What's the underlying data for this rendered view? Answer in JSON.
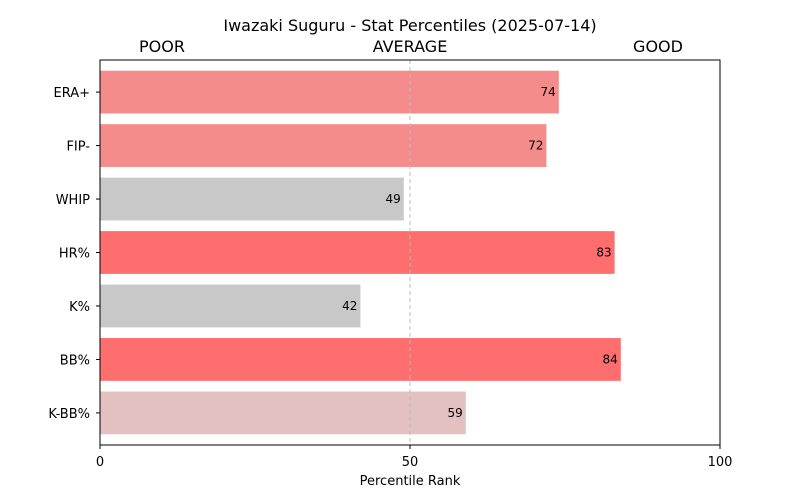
{
  "chart_data": {
    "type": "bar",
    "orientation": "horizontal",
    "title": "Iwazaki Suguru - Stat Percentiles (2025-07-14)",
    "xlabel": "Percentile Rank",
    "ylabel": "",
    "xlim": [
      0,
      100
    ],
    "x_ticks": [
      0,
      50,
      100
    ],
    "band_labels": [
      "POOR",
      "AVERAGE",
      "GOOD"
    ],
    "reference_line": 50,
    "grid": false,
    "categories": [
      "ERA+",
      "FIP-",
      "WHIP",
      "HR%",
      "K%",
      "BB%",
      "K-BB%"
    ],
    "values": [
      74,
      72,
      49,
      83,
      42,
      84,
      59
    ],
    "colors": [
      "#f48c8c",
      "#f48c8c",
      "#c8c8c8",
      "#ff6e6e",
      "#c8c8c8",
      "#ff6e6e",
      "#e3c1c1"
    ]
  }
}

--------------------

THE PROBLEM —
Omit the pictures and restate the rest of the records verbatim.

SOLUTION TO THE EXERCISE —
What's the underlying data for this rendered view? Answer in JSON.
{
  "chart_data": {
    "type": "bar",
    "orientation": "horizontal",
    "title": "Iwazaki Suguru - Stat Percentiles (2025-07-14)",
    "xlabel": "Percentile Rank",
    "ylabel": "",
    "xlim": [
      0,
      100
    ],
    "x_ticks": [
      0,
      50,
      100
    ],
    "band_labels": [
      "POOR",
      "AVERAGE",
      "GOOD"
    ],
    "reference_line": 50,
    "grid": false,
    "categories": [
      "ERA+",
      "FIP-",
      "WHIP",
      "HR%",
      "K%",
      "BB%",
      "K-BB%"
    ],
    "values": [
      74,
      72,
      49,
      83,
      42,
      84,
      59
    ],
    "colors": [
      "#f48c8c",
      "#f48c8c",
      "#c8c8c8",
      "#ff6e6e",
      "#c8c8c8",
      "#ff6e6e",
      "#e3c1c1"
    ]
  }
}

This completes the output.